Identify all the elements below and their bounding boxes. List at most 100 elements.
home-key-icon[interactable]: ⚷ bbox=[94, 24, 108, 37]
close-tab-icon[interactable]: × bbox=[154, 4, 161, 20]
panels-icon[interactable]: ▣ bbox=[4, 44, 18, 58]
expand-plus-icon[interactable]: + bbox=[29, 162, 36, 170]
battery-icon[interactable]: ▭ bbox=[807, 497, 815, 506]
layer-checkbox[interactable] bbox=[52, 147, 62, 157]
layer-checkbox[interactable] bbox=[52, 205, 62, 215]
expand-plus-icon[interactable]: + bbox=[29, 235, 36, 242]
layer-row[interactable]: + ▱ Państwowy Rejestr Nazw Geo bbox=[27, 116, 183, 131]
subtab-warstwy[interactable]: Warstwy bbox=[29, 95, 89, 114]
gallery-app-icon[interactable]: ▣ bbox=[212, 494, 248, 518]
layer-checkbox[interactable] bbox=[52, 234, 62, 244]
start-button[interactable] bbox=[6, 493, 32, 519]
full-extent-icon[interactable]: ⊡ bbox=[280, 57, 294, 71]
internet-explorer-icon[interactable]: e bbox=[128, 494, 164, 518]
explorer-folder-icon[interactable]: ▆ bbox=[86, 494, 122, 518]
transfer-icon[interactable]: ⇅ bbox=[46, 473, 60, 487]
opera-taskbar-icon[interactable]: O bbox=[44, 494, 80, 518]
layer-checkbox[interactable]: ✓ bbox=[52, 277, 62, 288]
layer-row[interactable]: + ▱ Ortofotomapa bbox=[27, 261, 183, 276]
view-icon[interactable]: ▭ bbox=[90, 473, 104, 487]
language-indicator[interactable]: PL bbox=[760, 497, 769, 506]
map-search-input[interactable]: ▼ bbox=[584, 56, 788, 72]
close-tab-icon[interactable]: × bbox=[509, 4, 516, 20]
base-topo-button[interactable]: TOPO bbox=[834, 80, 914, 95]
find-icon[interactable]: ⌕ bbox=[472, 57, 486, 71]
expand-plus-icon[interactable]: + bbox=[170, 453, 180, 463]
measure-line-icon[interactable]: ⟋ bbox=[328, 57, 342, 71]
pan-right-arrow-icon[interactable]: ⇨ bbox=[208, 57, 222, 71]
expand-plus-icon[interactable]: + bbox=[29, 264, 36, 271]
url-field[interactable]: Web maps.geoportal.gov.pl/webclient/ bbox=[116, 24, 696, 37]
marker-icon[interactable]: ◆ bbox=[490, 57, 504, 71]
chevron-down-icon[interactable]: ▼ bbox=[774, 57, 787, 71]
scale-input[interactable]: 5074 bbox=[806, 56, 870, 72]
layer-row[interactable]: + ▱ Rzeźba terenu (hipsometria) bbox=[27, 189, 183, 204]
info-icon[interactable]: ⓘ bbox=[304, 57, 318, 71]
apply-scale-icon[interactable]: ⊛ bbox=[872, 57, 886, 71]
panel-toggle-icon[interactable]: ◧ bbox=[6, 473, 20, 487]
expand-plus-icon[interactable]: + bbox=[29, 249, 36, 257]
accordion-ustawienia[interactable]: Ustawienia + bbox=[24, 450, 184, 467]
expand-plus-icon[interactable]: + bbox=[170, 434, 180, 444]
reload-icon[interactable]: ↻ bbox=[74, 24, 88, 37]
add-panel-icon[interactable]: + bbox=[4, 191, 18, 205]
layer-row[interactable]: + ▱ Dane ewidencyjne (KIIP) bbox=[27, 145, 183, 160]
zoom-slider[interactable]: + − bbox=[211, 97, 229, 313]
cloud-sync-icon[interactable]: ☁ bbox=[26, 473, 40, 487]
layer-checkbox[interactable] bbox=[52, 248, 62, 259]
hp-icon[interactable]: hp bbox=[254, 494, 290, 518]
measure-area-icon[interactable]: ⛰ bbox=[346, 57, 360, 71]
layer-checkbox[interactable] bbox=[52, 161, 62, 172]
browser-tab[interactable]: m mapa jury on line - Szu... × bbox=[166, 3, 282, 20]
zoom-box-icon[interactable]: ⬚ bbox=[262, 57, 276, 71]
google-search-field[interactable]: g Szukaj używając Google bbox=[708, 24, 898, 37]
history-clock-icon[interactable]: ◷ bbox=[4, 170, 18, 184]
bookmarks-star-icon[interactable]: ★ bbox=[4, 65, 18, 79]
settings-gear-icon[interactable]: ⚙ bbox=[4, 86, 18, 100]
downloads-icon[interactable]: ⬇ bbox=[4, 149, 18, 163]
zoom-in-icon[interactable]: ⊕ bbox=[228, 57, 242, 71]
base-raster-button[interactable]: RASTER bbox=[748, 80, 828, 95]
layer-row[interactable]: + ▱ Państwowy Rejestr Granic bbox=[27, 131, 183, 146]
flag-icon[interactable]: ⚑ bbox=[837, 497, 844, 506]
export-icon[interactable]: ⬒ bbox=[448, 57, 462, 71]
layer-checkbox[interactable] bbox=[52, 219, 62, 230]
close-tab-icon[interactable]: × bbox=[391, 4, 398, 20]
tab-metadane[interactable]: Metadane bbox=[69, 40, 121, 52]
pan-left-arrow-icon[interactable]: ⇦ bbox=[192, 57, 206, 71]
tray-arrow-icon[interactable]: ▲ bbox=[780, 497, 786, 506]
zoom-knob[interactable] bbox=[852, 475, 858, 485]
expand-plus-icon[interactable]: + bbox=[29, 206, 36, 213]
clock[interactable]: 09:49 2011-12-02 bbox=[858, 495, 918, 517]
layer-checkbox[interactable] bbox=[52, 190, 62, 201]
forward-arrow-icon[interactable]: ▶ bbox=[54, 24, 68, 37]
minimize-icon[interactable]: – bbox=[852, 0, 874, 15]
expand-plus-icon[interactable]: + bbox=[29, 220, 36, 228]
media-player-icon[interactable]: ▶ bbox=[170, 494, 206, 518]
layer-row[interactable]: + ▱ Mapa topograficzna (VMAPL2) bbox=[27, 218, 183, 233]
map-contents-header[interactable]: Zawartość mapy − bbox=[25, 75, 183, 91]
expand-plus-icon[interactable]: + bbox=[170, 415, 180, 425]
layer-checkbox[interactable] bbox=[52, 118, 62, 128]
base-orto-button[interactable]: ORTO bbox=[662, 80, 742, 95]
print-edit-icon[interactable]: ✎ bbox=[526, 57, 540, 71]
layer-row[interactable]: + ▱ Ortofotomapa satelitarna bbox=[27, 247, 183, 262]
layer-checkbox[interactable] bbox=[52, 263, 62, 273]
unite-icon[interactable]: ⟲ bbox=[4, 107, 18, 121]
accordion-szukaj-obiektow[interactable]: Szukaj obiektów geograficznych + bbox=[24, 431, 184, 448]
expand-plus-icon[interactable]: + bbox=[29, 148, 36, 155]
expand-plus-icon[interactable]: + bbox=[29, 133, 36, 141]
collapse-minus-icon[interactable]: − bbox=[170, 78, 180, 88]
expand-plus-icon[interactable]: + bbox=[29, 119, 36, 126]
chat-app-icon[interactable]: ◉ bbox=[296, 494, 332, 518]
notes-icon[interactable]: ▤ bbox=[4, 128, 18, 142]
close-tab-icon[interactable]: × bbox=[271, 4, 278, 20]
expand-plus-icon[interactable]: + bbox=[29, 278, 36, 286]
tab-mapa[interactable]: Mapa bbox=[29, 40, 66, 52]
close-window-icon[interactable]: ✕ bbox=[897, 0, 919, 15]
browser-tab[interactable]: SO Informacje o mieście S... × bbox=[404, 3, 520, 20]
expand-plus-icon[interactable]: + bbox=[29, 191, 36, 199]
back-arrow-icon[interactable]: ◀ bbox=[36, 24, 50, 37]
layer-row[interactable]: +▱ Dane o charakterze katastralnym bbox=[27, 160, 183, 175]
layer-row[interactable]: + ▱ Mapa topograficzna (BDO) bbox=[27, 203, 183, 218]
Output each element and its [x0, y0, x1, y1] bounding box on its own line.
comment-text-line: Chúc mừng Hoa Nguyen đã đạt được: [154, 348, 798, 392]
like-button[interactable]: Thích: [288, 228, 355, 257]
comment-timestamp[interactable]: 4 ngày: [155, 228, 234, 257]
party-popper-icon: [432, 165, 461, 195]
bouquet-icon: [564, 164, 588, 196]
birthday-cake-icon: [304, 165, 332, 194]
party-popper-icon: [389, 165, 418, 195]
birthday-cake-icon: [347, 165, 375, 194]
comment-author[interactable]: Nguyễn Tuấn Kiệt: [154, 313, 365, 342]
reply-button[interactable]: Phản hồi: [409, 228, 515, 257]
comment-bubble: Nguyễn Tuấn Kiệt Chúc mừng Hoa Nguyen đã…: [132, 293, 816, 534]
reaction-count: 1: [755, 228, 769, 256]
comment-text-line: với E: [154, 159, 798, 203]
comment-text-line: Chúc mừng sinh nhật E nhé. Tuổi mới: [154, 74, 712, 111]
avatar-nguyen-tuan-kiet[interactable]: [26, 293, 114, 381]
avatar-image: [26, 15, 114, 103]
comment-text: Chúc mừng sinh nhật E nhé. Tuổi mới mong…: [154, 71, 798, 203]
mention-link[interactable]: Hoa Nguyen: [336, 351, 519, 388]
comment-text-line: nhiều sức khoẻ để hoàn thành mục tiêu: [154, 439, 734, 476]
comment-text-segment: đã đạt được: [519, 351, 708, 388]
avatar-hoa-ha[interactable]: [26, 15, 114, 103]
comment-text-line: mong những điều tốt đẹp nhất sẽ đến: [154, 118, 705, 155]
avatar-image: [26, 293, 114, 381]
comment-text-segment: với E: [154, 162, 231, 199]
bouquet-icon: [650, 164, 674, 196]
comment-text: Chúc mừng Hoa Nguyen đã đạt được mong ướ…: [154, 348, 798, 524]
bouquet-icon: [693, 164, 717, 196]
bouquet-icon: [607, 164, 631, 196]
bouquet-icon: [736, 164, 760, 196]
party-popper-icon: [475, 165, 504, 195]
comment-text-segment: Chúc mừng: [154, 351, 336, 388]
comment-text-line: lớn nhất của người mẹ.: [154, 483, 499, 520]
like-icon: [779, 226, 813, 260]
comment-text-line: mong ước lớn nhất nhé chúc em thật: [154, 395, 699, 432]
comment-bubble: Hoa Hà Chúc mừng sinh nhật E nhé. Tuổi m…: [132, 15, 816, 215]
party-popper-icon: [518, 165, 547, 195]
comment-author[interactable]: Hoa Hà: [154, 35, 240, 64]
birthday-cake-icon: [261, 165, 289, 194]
================================
## STATED EXERCISE
Copy the records word for word, from their first line through the line that contains "subtab-warstwy[interactable]: Warstwy bbox=[29, 95, 89, 114]", including that line.

## RESULT FOR THIS TASK
Identify all the elements below and their bounding boxes. List at most 100 elements.
home-key-icon[interactable]: ⚷ bbox=[94, 24, 108, 37]
close-tab-icon[interactable]: × bbox=[154, 4, 161, 20]
panels-icon[interactable]: ▣ bbox=[4, 44, 18, 58]
expand-plus-icon[interactable]: + bbox=[29, 162, 36, 170]
battery-icon[interactable]: ▭ bbox=[807, 497, 815, 506]
layer-checkbox[interactable] bbox=[52, 147, 62, 157]
layer-checkbox[interactable] bbox=[52, 205, 62, 215]
expand-plus-icon[interactable]: + bbox=[29, 235, 36, 242]
layer-row[interactable]: + ▱ Państwowy Rejestr Nazw Geo bbox=[27, 116, 183, 131]
subtab-warstwy[interactable]: Warstwy bbox=[29, 95, 89, 114]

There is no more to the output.